EXERCISE INSTRUCTIONS: Convert the entries, from their start through the line containing "785, 558, 811]", into a numbered list, omitting any blank lines.

--- DATASET ENTRIES ---

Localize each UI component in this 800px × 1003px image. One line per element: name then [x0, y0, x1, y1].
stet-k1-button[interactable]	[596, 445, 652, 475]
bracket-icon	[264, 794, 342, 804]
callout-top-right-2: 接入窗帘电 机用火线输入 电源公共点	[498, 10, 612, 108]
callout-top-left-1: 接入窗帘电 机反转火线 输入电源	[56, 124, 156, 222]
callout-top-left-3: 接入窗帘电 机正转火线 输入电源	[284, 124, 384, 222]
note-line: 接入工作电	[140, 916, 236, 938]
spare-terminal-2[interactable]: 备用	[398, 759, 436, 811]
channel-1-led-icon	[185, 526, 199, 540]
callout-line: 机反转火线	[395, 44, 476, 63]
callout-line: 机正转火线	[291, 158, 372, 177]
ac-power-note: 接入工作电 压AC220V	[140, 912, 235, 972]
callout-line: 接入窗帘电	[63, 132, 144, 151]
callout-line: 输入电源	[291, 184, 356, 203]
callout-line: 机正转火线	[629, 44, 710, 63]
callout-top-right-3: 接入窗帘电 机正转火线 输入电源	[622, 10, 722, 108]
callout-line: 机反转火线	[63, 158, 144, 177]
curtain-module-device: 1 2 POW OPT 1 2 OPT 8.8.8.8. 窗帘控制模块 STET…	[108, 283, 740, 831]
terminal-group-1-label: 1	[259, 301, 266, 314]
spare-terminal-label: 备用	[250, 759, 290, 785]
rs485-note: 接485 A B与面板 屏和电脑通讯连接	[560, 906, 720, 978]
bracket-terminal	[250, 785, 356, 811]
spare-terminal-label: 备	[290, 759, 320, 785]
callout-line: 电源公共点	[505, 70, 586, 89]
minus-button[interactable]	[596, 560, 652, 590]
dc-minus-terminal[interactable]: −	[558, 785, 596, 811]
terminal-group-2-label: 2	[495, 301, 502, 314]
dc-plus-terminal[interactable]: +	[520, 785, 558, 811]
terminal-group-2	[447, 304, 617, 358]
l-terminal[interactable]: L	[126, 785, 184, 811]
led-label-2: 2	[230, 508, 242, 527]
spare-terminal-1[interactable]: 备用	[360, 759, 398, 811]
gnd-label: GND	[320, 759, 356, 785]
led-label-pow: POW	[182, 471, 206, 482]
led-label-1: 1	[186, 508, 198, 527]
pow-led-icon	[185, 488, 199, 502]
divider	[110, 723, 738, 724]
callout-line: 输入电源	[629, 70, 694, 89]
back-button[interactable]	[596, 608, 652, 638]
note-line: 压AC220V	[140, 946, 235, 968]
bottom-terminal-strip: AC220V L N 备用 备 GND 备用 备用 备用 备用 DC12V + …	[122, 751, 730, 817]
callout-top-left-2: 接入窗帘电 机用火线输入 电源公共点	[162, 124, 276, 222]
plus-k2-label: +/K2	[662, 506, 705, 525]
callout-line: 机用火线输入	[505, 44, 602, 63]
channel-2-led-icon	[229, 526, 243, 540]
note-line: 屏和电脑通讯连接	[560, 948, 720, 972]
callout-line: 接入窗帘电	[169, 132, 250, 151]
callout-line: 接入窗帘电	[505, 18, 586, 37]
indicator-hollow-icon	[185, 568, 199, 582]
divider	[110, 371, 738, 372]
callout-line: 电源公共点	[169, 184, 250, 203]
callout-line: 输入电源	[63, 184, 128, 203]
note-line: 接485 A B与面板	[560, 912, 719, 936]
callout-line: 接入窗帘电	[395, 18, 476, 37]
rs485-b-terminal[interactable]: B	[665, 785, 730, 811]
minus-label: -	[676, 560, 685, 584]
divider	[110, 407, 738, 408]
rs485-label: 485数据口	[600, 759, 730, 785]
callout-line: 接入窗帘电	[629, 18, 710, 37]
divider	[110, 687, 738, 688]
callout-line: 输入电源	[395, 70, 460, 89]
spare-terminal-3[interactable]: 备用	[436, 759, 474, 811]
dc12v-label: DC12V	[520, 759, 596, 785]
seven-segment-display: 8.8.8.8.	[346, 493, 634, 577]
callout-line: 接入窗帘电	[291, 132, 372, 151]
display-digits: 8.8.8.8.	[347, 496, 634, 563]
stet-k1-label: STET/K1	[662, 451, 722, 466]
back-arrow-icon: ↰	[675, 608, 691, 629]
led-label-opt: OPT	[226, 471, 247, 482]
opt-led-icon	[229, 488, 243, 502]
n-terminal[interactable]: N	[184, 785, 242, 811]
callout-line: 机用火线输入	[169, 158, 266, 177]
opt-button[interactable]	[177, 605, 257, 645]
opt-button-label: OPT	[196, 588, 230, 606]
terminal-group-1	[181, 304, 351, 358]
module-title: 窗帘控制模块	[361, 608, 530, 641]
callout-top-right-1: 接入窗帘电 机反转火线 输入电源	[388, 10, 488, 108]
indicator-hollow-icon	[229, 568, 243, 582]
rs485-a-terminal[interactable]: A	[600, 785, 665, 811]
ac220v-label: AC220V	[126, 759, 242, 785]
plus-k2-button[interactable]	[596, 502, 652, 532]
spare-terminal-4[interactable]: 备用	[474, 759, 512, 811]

---

RESPONSE FOR THIS EXERCISE:
1. Localize each UI component in this 800px × 1003px image. One line per element: name then [x0, y0, x1, y1].
2. stet-k1-button[interactable]	[596, 445, 652, 475]
3. bracket-icon	[264, 794, 342, 804]
4. callout-top-right-2: 接入窗帘电 机用火线输入 电源公共点	[498, 10, 612, 108]
5. callout-top-left-1: 接入窗帘电 机反转火线 输入电源	[56, 124, 156, 222]
6. callout-top-left-3: 接入窗帘电 机正转火线 输入电源	[284, 124, 384, 222]
7. note-line: 接入工作电	[140, 916, 236, 938]
8. spare-terminal-2[interactable]: 备用	[398, 759, 436, 811]
9. channel-1-led-icon	[185, 526, 199, 540]
10. callout-line: 机反转火线	[395, 44, 476, 63]
11. callout-line: 机正转火线	[291, 158, 372, 177]
12. ac-power-note: 接入工作电 压AC220V	[140, 912, 235, 972]
13. callout-line: 接入窗帘电	[63, 132, 144, 151]
14. callout-line: 输入电源	[291, 184, 356, 203]
15. callout-line: 机正转火线	[629, 44, 710, 63]
16. callout-top-right-3: 接入窗帘电 机正转火线 输入电源	[622, 10, 722, 108]
17. callout-line: 机反转火线	[63, 158, 144, 177]
18. curtain-module-device: 1 2 POW OPT 1 2 OPT 8.8.8.8. 窗帘控制模块 STET…	[108, 283, 740, 831]
19. terminal-group-1-label: 1	[259, 301, 266, 314]
20. spare-terminal-label: 备用	[250, 759, 290, 785]
21. rs485-note: 接485 A B与面板 屏和电脑通讯连接	[560, 906, 720, 978]
22. bracket-terminal	[250, 785, 356, 811]
23. spare-terminal-label: 备	[290, 759, 320, 785]
24. callout-line: 电源公共点	[505, 70, 586, 89]
25. minus-button[interactable]	[596, 560, 652, 590]
26. dc-minus-terminal[interactable]: −	[558, 785, 596, 811]
27. terminal-group-2-label: 2	[495, 301, 502, 314]
28. dc-plus-terminal[interactable]: +	[520, 785, 558, 811]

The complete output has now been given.